*CHALLENGE*:
Repeat each line of the material below exactly as it appears, minus any pictures.

*DATA TO PROCESS*:

— Begin —

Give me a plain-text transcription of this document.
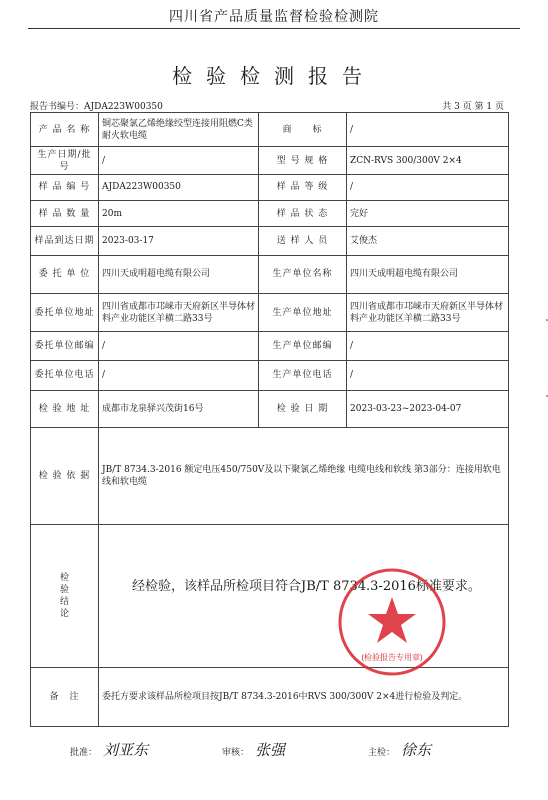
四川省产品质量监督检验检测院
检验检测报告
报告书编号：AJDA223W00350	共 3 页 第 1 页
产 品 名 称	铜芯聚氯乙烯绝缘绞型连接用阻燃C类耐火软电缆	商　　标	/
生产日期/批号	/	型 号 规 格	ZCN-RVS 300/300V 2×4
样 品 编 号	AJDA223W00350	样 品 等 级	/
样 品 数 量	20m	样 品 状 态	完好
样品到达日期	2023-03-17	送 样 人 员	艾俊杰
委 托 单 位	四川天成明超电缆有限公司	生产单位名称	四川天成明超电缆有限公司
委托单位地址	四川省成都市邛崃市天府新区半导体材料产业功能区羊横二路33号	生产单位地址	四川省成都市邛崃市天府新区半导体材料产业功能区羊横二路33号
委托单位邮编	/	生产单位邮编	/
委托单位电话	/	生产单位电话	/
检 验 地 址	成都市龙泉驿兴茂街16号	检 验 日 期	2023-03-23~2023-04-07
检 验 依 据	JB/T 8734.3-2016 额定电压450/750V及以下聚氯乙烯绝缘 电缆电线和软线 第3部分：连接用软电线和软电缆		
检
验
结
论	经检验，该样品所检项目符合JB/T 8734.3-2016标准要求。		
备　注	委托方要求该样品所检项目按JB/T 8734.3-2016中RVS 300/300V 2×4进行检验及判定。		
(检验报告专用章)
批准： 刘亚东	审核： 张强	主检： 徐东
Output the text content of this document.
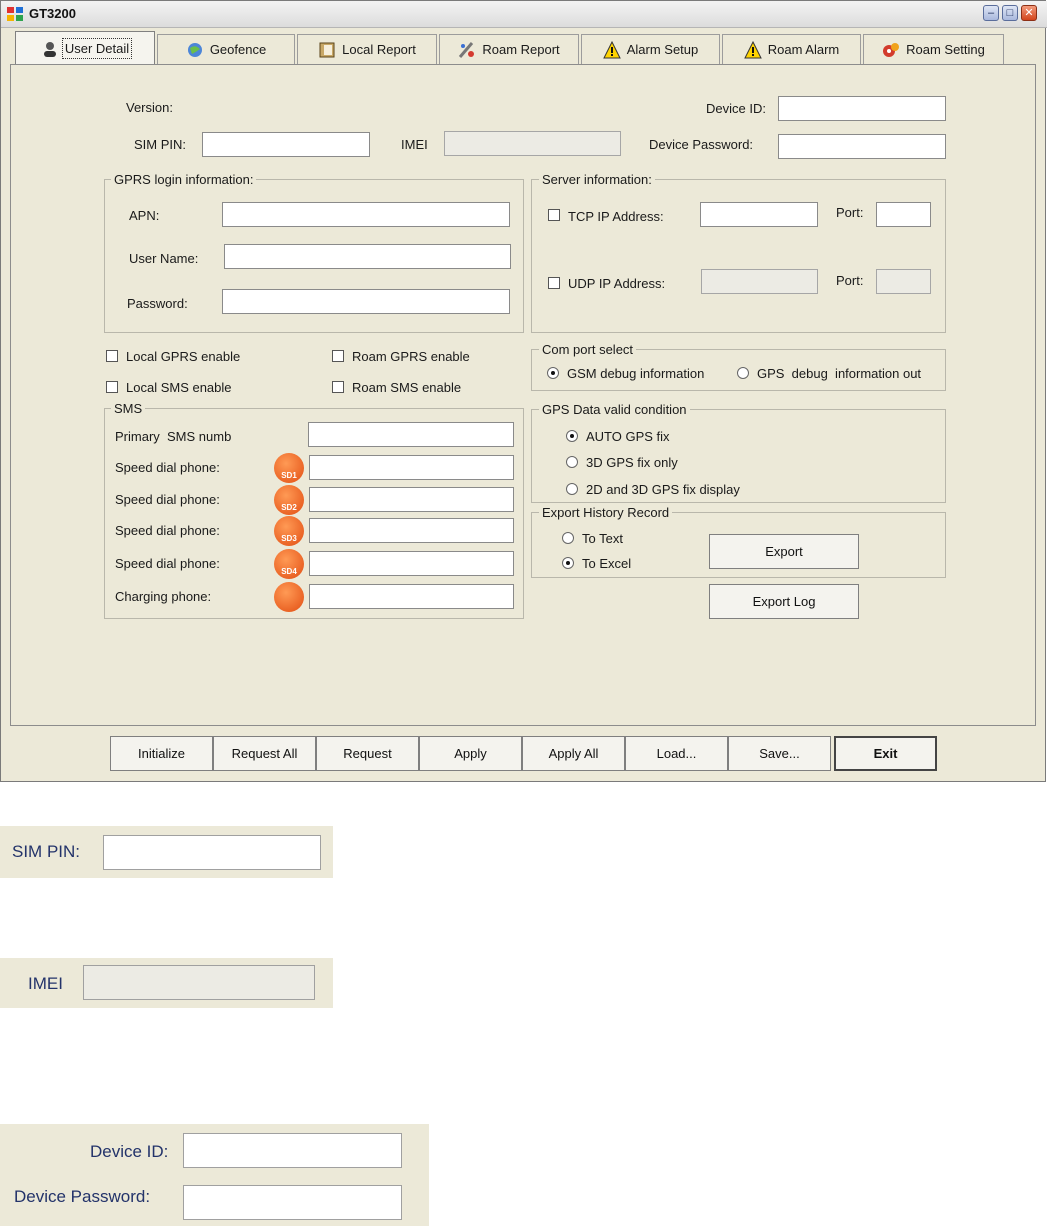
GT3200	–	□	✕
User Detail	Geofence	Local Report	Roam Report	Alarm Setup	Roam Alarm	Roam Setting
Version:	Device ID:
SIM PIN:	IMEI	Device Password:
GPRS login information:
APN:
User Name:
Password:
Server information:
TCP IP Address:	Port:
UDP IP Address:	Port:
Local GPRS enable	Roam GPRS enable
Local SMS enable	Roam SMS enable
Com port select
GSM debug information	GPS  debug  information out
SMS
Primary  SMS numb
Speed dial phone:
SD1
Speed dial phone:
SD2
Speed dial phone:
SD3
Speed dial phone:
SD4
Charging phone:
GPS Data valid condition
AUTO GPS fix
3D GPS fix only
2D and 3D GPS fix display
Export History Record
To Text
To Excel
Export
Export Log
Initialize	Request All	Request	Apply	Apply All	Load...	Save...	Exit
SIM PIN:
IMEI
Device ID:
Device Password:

— End —

*SOLUTION TO THE EXERCISE*:
Give me a plain-text transcription of this document.
四川省产品质量监督检验检测院
检验检测报告
报告书编号：AJDA223W00350	共 3 页 第 1 页
产 品 名 称	铜芯聚氯乙烯绝缘绞型连接用阻燃C类耐火软电缆	商　　标	/
生产日期/批号	/	型 号 规 格	ZCN-RVS 300/300V 2×4
样 品 编 号	AJDA223W00350	样 品 等 级	/
样 品 数 量	20m	样 品 状 态	完好
样品到达日期	2023-03-17	送 样 人 员	艾俊杰
委 托 单 位	四川天成明超电缆有限公司	生产单位名称	四川天成明超电缆有限公司
委托单位地址	四川省成都市邛崃市天府新区半导体材料产业功能区羊横二路33号	生产单位地址	四川省成都市邛崃市天府新区半导体材料产业功能区羊横二路33号
委托单位邮编	/	生产单位邮编	/
委托单位电话	/	生产单位电话	/
检 验 地 址	成都市龙泉驿兴茂街16号	检 验 日 期	2023-03-23~2023-04-07
检 验 依 据	JB/T 8734.3-2016 额定电压450/750V及以下聚氯乙烯绝缘 电缆电线和软线 第3部分：连接用软电线和软电缆		
检
验
结
论	经检验，该样品所检项目符合JB/T 8734.3-2016标准要求。		
备　注	委托方要求该样品所检项目按JB/T 8734.3-2016中RVS 300/300V 2×4进行检验及判定。		
(检验报告专用章)
批准： 刘亚东	审核： 张强	主检： 徐东
Output the text content of this document.
GT3200	–	□	✕
User Detail	Geofence	Local Report	Roam Report	Alarm Setup	Roam Alarm	Roam Setting
Version:	Device ID:
SIM PIN:	IMEI	Device Password:
GPRS login information:
APN:
User Name:
Password:
Server information:
TCP IP Address:	Port:
UDP IP Address:	Port:
Local GPRS enable	Roam GPRS enable
Local SMS enable	Roam SMS enable
Com port select
GSM debug information	GPS  debug  information out
SMS
Primary  SMS numb
Speed dial phone:
SD1
Speed dial phone:
SD2
Speed dial phone:
SD3
Speed dial phone:
SD4
Charging phone:
GPS Data valid condition
AUTO GPS fix
3D GPS fix only
2D and 3D GPS fix display
Export History Record
To Text
To Excel
Export
Export Log
Initialize	Request All	Request	Apply	Apply All	Load...	Save...	Exit
SIM PIN:
IMEI
Device ID:
Device Password:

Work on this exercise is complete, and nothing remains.